-------- RAW DATA

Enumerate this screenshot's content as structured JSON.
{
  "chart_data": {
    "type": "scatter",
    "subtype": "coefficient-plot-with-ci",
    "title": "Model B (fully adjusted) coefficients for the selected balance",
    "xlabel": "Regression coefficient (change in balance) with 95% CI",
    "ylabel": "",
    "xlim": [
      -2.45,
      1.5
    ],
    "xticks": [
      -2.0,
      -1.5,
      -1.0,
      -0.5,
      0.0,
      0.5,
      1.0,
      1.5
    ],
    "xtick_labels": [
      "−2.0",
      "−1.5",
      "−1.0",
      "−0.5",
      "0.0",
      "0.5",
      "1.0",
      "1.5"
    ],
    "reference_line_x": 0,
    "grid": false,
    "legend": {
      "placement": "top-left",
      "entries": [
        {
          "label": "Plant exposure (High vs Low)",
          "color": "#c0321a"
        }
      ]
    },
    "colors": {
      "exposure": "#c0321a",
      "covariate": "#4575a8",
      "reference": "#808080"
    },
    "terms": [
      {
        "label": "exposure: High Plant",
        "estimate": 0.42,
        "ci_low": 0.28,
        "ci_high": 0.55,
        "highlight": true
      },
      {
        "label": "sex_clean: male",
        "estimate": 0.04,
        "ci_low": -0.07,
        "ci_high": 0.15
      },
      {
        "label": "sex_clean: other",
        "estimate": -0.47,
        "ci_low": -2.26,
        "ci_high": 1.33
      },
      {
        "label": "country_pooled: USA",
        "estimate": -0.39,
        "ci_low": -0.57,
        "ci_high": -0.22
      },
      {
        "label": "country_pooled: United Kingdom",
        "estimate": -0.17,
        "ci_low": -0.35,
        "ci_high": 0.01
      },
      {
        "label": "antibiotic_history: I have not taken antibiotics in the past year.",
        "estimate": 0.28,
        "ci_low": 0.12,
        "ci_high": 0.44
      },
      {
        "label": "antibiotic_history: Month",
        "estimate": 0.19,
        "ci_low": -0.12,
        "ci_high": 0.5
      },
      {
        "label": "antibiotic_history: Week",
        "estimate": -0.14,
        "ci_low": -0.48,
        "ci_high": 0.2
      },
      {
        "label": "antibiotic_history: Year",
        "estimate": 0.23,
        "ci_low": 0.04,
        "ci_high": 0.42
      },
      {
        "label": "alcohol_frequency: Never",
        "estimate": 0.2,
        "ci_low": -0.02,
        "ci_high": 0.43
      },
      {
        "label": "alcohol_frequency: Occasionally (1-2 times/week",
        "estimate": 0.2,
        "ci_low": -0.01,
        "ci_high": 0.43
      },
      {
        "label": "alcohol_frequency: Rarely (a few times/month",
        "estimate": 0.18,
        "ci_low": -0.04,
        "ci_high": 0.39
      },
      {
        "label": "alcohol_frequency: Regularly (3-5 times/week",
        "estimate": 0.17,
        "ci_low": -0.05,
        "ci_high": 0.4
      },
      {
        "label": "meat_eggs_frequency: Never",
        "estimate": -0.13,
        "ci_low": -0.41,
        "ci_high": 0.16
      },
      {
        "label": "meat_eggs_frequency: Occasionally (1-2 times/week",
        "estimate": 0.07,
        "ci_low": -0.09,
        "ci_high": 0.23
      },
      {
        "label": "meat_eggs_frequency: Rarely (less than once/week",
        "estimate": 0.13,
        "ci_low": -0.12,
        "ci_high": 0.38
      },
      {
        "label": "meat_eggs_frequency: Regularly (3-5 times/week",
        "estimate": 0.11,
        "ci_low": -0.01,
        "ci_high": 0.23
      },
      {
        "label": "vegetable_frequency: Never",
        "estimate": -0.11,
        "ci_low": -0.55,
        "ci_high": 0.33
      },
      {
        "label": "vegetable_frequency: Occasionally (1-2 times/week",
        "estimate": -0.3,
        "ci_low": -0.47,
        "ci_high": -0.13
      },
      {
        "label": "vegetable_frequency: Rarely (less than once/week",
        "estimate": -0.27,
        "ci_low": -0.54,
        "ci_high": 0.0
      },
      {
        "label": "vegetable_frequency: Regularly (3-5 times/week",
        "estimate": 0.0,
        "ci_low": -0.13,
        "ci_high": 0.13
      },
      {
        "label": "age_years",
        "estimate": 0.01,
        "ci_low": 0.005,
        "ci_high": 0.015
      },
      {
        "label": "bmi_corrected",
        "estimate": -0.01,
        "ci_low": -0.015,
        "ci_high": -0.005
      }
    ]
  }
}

----------------

» TASK DIRECTIONS: Please repeat the listing exactly, with nothing left out.

» CORRECT RESULT:
Enumerate this screenshot's content as structured JSON.
{
  "chart_data": {
    "type": "scatter",
    "subtype": "coefficient-plot-with-ci",
    "title": "Model B (fully adjusted) coefficients for the selected balance",
    "xlabel": "Regression coefficient (change in balance) with 95% CI",
    "ylabel": "",
    "xlim": [
      -2.45,
      1.5
    ],
    "xticks": [
      -2.0,
      -1.5,
      -1.0,
      -0.5,
      0.0,
      0.5,
      1.0,
      1.5
    ],
    "xtick_labels": [
      "−2.0",
      "−1.5",
      "−1.0",
      "−0.5",
      "0.0",
      "0.5",
      "1.0",
      "1.5"
    ],
    "reference_line_x": 0,
    "grid": false,
    "legend": {
      "placement": "top-left",
      "entries": [
        {
          "label": "Plant exposure (High vs Low)",
          "color": "#c0321a"
        }
      ]
    },
    "colors": {
      "exposure": "#c0321a",
      "covariate": "#4575a8",
      "reference": "#808080"
    },
    "terms": [
      {
        "label": "exposure: High Plant",
        "estimate": 0.42,
        "ci_low": 0.28,
        "ci_high": 0.55,
        "highlight": true
      },
      {
        "label": "sex_clean: male",
        "estimate": 0.04,
        "ci_low": -0.07,
        "ci_high": 0.15
      },
      {
        "label": "sex_clean: other",
        "estimate": -0.47,
        "ci_low": -2.26,
        "ci_high": 1.33
      },
      {
        "label": "country_pooled: USA",
        "estimate": -0.39,
        "ci_low": -0.57,
        "ci_high": -0.22
      },
      {
        "label": "country_pooled: United Kingdom",
        "estimate": -0.17,
        "ci_low": -0.35,
        "ci_high": 0.01
      },
      {
        "label": "antibiotic_history: I have not taken antibiotics in the past year.",
        "estimate": 0.28,
        "ci_low": 0.12,
        "ci_high": 0.44
      },
      {
        "label": "antibiotic_history: Month",
        "estimate": 0.19,
        "ci_low": -0.12,
        "ci_high": 0.5
      },
      {
        "label": "antibiotic_history: Week",
        "estimate": -0.14,
        "ci_low": -0.48,
        "ci_high": 0.2
      },
      {
        "label": "antibiotic_history: Year",
        "estimate": 0.23,
        "ci_low": 0.04,
        "ci_high": 0.42
      },
      {
        "label": "alcohol_frequency: Never",
        "estimate": 0.2,
        "ci_low": -0.02,
        "ci_high": 0.43
      },
      {
        "label": "alcohol_frequency: Occasionally (1-2 times/week",
        "estimate": 0.2,
        "ci_low": -0.01,
        "ci_high": 0.43
      },
      {
        "label": "alcohol_frequency: Rarely (a few times/month",
        "estimate": 0.18,
        "ci_low": -0.04,
        "ci_high": 0.39
      },
      {
        "label": "alcohol_frequency: Regularly (3-5 times/week",
        "estimate": 0.17,
        "ci_low": -0.05,
        "ci_high": 0.4
      },
      {
        "label": "meat_eggs_frequency: Never",
        "estimate": -0.13,
        "ci_low": -0.41,
        "ci_high": 0.16
      },
      {
        "label": "meat_eggs_frequency: Occasionally (1-2 times/week",
        "estimate": 0.07,
        "ci_low": -0.09,
        "ci_high": 0.23
      },
      {
        "label": "meat_eggs_frequency: Rarely (less than once/week",
        "estimate": 0.13,
        "ci_low": -0.12,
        "ci_high": 0.38
      },
      {
        "label": "meat_eggs_frequency: Regularly (3-5 times/week",
        "estimate": 0.11,
        "ci_low": -0.01,
        "ci_high": 0.23
      },
      {
        "label": "vegetable_frequency: Never",
        "estimate": -0.11,
        "ci_low": -0.55,
        "ci_high": 0.33
      },
      {
        "label": "vegetable_frequency: Occasionally (1-2 times/week",
        "estimate": -0.3,
        "ci_low": -0.47,
        "ci_high": -0.13
      },
      {
        "label": "vegetable_frequency: Rarely (less than once/week",
        "estimate": -0.27,
        "ci_low": -0.54,
        "ci_high": 0.0
      },
      {
        "label": "vegetable_frequency: Regularly (3-5 times/week",
        "estimate": 0.0,
        "ci_low": -0.13,
        "ci_high": 0.13
      },
      {
        "label": "age_years",
        "estimate": 0.01,
        "ci_low": 0.005,
        "ci_high": 0.015
      },
      {
        "label": "bmi_corrected",
        "estimate": -0.01,
        "ci_low": -0.015,
        "ci_high": -0.005
      }
    ]
  }
}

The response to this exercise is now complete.